Provided data
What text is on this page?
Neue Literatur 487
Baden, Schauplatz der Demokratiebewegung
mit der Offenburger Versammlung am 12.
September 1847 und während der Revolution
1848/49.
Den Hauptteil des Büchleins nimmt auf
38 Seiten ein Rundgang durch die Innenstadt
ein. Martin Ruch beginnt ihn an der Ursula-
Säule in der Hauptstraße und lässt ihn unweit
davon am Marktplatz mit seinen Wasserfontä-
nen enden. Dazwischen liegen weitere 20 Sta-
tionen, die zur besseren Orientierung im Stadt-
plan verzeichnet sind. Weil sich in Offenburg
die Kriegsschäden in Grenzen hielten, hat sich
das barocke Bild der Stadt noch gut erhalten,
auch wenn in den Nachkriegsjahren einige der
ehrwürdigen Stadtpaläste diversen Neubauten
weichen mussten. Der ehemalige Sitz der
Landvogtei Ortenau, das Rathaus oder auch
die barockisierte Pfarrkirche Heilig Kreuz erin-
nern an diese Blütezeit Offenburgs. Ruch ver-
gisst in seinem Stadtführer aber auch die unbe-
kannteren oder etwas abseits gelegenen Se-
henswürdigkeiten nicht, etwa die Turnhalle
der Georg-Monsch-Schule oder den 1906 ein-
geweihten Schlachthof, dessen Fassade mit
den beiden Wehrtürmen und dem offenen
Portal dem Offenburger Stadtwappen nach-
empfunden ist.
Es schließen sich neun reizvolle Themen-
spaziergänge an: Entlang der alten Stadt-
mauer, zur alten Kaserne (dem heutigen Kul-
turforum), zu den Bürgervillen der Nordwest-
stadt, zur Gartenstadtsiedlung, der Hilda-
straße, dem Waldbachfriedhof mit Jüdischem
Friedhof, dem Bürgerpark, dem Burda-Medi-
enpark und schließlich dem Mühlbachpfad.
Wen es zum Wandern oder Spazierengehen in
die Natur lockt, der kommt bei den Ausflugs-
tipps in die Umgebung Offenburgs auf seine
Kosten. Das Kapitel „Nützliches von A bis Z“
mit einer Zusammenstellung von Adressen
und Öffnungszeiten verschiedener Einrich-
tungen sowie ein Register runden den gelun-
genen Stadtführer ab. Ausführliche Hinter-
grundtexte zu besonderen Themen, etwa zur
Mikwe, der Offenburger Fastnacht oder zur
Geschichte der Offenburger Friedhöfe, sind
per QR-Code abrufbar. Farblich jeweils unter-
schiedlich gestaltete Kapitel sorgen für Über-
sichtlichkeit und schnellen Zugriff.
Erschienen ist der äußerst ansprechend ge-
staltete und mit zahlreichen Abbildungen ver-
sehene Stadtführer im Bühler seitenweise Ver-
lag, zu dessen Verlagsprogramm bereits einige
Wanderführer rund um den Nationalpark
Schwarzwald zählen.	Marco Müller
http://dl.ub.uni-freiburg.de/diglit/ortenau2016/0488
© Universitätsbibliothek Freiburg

Work to be completed
Look over the material above and show each line where "dessen" appears.

Result of the task
geweihten Schlachthof, dessen Fassade mit
lag, zu dessen Verlagsprogramm bereits einige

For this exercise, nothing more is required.